▶ Exercise material
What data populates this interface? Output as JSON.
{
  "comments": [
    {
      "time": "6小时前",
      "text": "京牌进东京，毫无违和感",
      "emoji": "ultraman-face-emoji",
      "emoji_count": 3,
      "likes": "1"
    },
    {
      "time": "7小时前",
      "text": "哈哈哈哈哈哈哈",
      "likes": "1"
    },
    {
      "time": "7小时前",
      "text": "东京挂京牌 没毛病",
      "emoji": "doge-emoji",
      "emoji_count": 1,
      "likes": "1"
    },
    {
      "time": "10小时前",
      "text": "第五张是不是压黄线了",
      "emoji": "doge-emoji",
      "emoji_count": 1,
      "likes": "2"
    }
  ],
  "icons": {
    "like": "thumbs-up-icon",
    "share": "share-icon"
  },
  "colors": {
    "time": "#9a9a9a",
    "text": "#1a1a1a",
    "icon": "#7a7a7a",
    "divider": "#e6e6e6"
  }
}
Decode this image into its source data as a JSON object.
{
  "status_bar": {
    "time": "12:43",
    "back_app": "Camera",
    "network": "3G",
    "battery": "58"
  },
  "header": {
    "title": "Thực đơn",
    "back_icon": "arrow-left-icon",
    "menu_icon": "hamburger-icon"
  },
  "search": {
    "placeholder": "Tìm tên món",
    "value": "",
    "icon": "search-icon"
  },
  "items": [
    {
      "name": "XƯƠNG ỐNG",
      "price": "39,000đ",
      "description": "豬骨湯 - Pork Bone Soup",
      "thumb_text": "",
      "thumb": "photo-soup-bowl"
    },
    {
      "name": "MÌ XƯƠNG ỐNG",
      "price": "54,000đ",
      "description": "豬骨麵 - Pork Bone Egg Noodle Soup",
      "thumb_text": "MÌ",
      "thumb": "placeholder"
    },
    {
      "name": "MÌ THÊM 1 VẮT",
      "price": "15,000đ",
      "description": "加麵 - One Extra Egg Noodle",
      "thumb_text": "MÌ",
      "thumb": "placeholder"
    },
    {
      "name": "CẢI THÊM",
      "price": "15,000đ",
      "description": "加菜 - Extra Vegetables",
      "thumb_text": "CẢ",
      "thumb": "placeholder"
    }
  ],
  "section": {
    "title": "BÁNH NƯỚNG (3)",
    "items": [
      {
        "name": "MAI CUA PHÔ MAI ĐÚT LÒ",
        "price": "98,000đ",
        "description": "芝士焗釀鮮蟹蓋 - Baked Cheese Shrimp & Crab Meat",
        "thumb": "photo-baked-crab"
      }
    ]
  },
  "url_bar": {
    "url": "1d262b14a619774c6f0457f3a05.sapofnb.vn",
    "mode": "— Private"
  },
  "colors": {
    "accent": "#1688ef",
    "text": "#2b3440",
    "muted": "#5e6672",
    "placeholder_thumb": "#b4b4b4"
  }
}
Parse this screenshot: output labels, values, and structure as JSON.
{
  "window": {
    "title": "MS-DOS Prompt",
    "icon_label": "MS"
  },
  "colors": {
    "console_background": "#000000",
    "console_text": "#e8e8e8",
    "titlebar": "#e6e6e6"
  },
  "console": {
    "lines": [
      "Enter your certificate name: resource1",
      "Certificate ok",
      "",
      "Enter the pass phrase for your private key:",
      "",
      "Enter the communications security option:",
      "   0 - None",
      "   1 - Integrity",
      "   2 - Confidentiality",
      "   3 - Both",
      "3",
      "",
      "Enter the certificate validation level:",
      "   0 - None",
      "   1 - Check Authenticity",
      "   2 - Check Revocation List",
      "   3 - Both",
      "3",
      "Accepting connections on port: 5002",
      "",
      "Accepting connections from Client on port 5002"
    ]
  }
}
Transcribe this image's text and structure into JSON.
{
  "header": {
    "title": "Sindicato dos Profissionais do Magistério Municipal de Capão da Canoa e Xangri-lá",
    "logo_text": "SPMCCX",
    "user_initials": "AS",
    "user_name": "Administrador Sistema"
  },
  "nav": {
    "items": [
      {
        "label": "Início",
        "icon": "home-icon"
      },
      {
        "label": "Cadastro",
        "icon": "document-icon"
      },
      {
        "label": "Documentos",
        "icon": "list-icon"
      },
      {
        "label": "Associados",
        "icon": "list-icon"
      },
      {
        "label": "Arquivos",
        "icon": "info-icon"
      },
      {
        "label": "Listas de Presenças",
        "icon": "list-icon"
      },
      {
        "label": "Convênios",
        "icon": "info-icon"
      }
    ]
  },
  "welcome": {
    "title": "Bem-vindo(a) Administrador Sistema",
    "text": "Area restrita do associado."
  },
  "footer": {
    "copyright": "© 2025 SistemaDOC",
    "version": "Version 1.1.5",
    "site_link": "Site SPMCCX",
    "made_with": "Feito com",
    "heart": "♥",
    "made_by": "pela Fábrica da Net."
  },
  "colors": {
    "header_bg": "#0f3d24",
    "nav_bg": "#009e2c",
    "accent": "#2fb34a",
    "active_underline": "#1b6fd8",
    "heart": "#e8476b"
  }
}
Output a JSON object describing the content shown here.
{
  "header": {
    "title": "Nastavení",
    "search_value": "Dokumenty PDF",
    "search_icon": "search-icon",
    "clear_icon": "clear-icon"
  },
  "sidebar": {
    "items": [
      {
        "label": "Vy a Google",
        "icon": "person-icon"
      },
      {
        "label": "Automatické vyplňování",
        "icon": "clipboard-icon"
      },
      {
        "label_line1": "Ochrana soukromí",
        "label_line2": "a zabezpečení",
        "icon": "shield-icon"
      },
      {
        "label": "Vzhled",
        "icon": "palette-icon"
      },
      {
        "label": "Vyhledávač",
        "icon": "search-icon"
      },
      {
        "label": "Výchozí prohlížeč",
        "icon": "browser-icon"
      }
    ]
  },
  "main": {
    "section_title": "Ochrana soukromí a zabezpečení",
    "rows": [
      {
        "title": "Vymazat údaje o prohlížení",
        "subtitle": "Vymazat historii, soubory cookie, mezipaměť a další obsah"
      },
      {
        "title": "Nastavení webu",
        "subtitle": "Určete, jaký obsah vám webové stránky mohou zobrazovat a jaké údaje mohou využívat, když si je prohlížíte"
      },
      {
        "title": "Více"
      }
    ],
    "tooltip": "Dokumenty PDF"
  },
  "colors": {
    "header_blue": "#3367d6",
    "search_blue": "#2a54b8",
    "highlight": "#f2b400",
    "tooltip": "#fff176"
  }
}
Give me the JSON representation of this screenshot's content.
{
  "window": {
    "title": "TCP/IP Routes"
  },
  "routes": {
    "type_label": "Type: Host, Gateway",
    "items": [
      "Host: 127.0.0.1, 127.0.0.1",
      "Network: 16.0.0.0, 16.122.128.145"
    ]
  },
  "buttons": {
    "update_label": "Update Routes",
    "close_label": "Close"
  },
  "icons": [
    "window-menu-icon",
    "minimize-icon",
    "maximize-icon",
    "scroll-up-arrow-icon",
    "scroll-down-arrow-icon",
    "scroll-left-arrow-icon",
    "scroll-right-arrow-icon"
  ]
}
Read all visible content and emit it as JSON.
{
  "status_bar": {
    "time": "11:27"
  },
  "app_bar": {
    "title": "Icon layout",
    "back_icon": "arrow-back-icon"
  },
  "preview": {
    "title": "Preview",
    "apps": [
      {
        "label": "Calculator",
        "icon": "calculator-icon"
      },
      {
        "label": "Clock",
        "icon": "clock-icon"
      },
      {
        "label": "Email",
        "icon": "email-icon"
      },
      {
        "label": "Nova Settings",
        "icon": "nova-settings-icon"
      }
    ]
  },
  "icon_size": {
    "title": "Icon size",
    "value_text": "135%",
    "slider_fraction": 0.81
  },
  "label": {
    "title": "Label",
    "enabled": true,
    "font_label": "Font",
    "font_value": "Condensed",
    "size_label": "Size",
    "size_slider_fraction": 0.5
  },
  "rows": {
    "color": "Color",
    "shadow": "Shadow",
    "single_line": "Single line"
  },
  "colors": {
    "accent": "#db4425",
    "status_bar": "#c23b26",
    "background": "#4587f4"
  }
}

▶ Task to complete
Transcribe, word for word, every line from the one containing "Read all visible content and emit it as JSON." through the final line of the entries, and nothing else.

▶ Written answer
Read all visible content and emit it as JSON.
{
  "status_bar": {
    "time": "11:27"
  },
  "app_bar": {
    "title": "Icon layout",
    "back_icon": "arrow-back-icon"
  },
  "preview": {
    "title": "Preview",
    "apps": [
      {
        "label": "Calculator",
        "icon": "calculator-icon"
      },
      {
        "label": "Clock",
        "icon": "clock-icon"
      },
      {
        "label": "Email",
        "icon": "email-icon"
      },
      {
        "label": "Nova Settings",
        "icon": "nova-settings-icon"
      }
    ]
  },
  "icon_size": {
    "title": "Icon size",
    "value_text": "135%",
    "slider_fraction": 0.81
  },
  "label": {
    "title": "Label",
    "enabled": true,
    "font_label": "Font",
    "font_value": "Condensed",
    "size_label": "Size",
    "size_slider_fraction": 0.5
  },
  "rows": {
    "color": "Color",
    "shadow": "Shadow",
    "single_line": "Single line"
  },
  "colors": {
    "accent": "#db4425",
    "status_bar": "#c23b26",
    "background": "#4587f4"
  }
}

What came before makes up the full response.